>>>

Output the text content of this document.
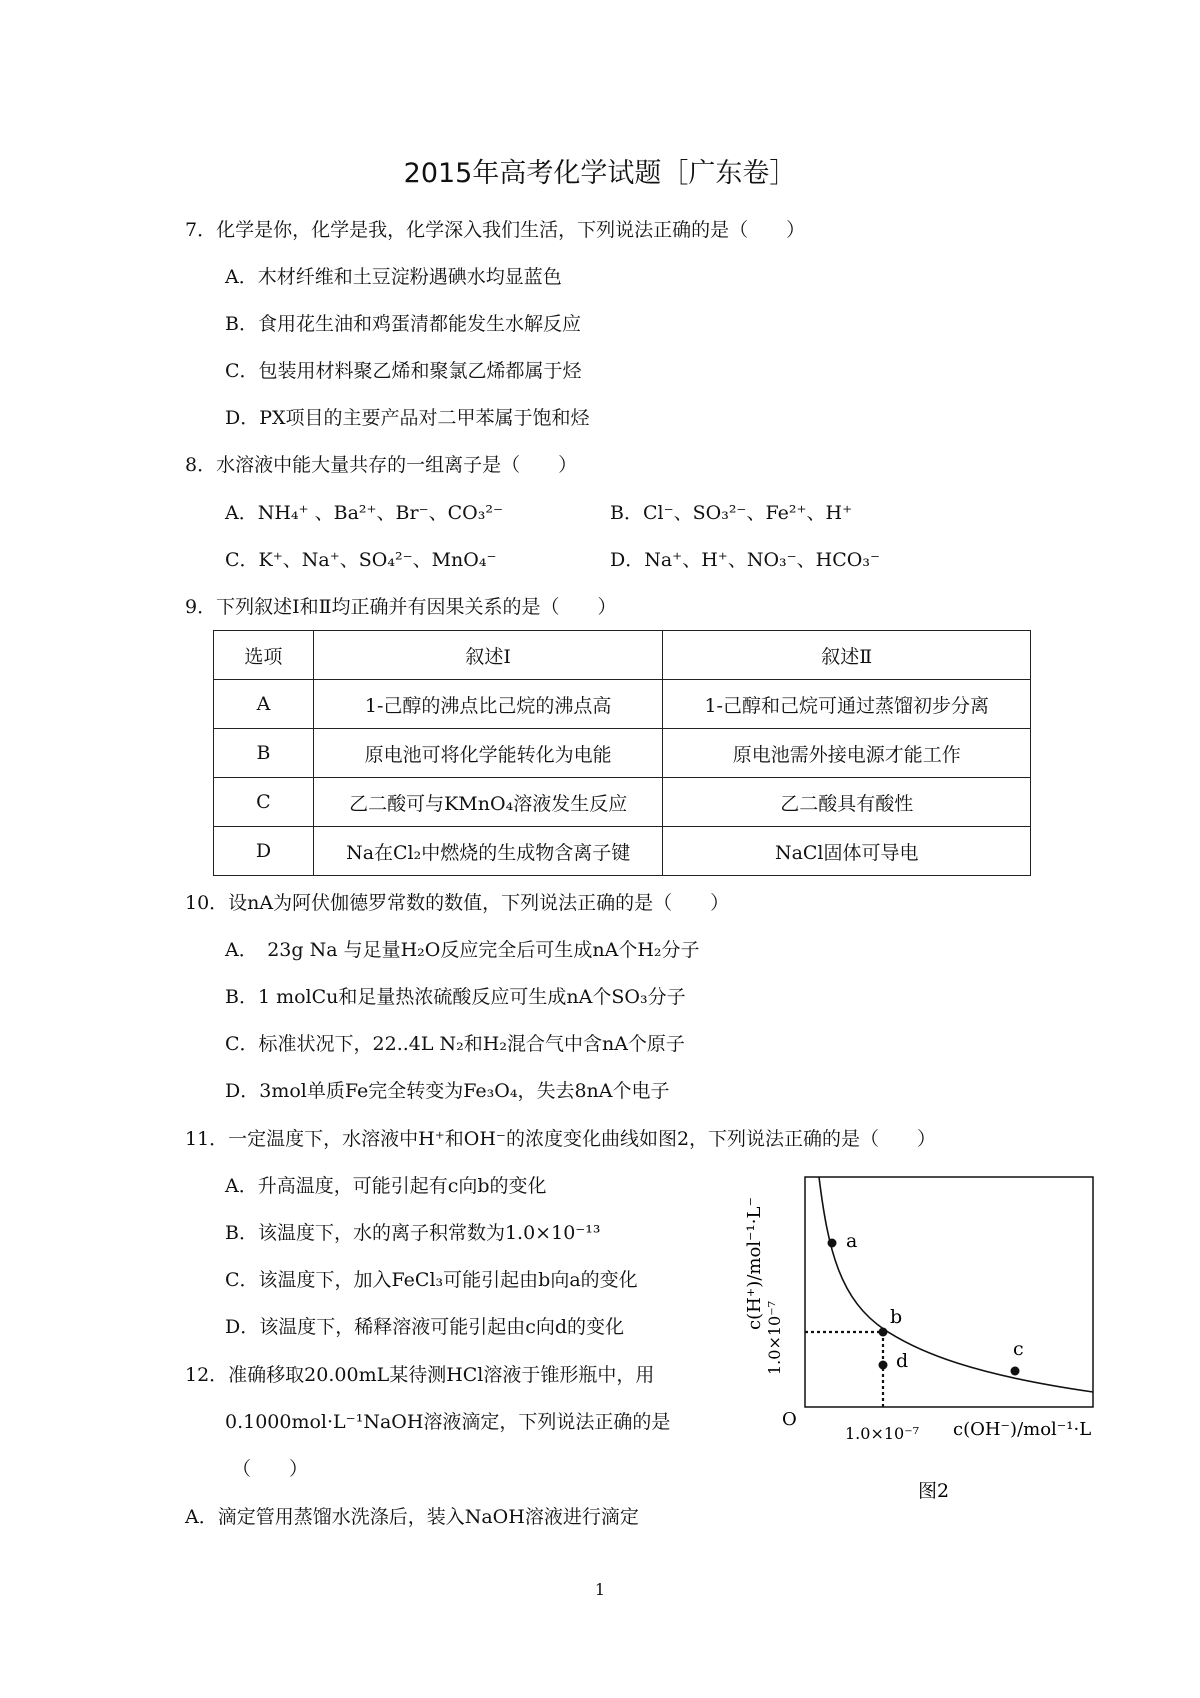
2015年高考化学试题［广东卷］
7．化学是你，化学是我，化学深入我们生活，下列说法正确的是（　　）
A．木材纤维和土豆淀粉遇碘水均显蓝色
B．食用花生油和鸡蛋清都能发生水解反应
C．包装用材料聚乙烯和聚氯乙烯都属于烃
D．PX项目的主要产品对二甲苯属于饱和烃
8．水溶液中能大量共存的一组离子是（　　）
A．NH₄⁺ 、Ba²⁺、Br⁻、CO₃²⁻	B．Cl⁻、SO₃²⁻、Fe²⁺、H⁺
C．K⁺、Na⁺、SO₄²⁻、MnO₄⁻	D．Na⁺、H⁺、NO₃⁻、HCO₃⁻
9．下列叙述Ⅰ和Ⅱ均正确并有因果关系的是（　　）
选项	叙述Ⅰ	叙述Ⅱ
A	1-己醇的沸点比己烷的沸点高	1-己醇和己烷可通过蒸馏初步分离
B	原电池可将化学能转化为电能	原电池需外接电源才能工作
C	乙二酸可与KMnO₄溶液发生反应	乙二酸具有酸性
D	Na在Cl₂中燃烧的生成物含离子键	NaCl固体可导电
10．设nA为阿伏伽德罗常数的数值，下列说法正确的是（　　）
A．　23g Na 与足量H₂O反应完全后可生成nA个H₂分子
B．1 molCu和足量热浓硫酸反应可生成nA个SO₃分子
C．标准状况下，22..4L N₂和H₂混合气中含nA个原子
D．3mol单质Fe完全转变为Fe₃O₄，失去8nA个电子
11．一定温度下，水溶液中H⁺和OH⁻的浓度变化曲线如图2，下列说法正确的是（　　）
A．升高温度，可能引起有c向b的变化
B．该温度下，水的离子积常数为1.0×10⁻¹³
C．该温度下，加入FeCl₃可能引起由b向a的变化
D．该温度下，稀释溶液可能引起由c向d的变化
12．准确移取20.00mL某待测HCl溶液于锥形瓶中，用
0.1000mol·L⁻¹NaOH溶液滴定，下列说法正确的是
（　　）
A．滴定管用蒸馏水洗涤后，装入NaOH溶液进行滴定
a
b
c
d
O
1.0×10⁻⁷ c(OH⁻)/mol⁻¹·L
1.0×10⁻⁷
c(H⁺)/mol⁻¹·L⁻
图2
1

<<<

Copy the listing in full and without alteration, omitting every picture.

# FULL SOLUTION
Output the text content of this document.
2015年高考化学试题［广东卷］
7．化学是你，化学是我，化学深入我们生活，下列说法正确的是（　　）
A．木材纤维和土豆淀粉遇碘水均显蓝色
B．食用花生油和鸡蛋清都能发生水解反应
C．包装用材料聚乙烯和聚氯乙烯都属于烃
D．PX项目的主要产品对二甲苯属于饱和烃
8．水溶液中能大量共存的一组离子是（　　）
A．NH₄⁺ 、Ba²⁺、Br⁻、CO₃²⁻	B．Cl⁻、SO₃²⁻、Fe²⁺、H⁺
C．K⁺、Na⁺、SO₄²⁻、MnO₄⁻	D．Na⁺、H⁺、NO₃⁻、HCO₃⁻
9．下列叙述Ⅰ和Ⅱ均正确并有因果关系的是（　　）
选项	叙述Ⅰ	叙述Ⅱ
A	1-己醇的沸点比己烷的沸点高	1-己醇和己烷可通过蒸馏初步分离
B	原电池可将化学能转化为电能	原电池需外接电源才能工作
C	乙二酸可与KMnO₄溶液发生反应	乙二酸具有酸性
D	Na在Cl₂中燃烧的生成物含离子键	NaCl固体可导电
10．设nA为阿伏伽德罗常数的数值，下列说法正确的是（　　）
A．　23g Na 与足量H₂O反应完全后可生成nA个H₂分子
B．1 molCu和足量热浓硫酸反应可生成nA个SO₃分子
C．标准状况下，22..4L N₂和H₂混合气中含nA个原子
D．3mol单质Fe完全转变为Fe₃O₄，失去8nA个电子
11．一定温度下，水溶液中H⁺和OH⁻的浓度变化曲线如图2，下列说法正确的是（　　）
A．升高温度，可能引起有c向b的变化
B．该温度下，水的离子积常数为1.0×10⁻¹³
C．该温度下，加入FeCl₃可能引起由b向a的变化
D．该温度下，稀释溶液可能引起由c向d的变化
12．准确移取20.00mL某待测HCl溶液于锥形瓶中，用
0.1000mol·L⁻¹NaOH溶液滴定，下列说法正确的是
（　　）
A．滴定管用蒸馏水洗涤后，装入NaOH溶液进行滴定
a
b
c
d
O
1.0×10⁻⁷ c(OH⁻)/mol⁻¹·L
1.0×10⁻⁷
c(H⁺)/mol⁻¹·L⁻
图2
1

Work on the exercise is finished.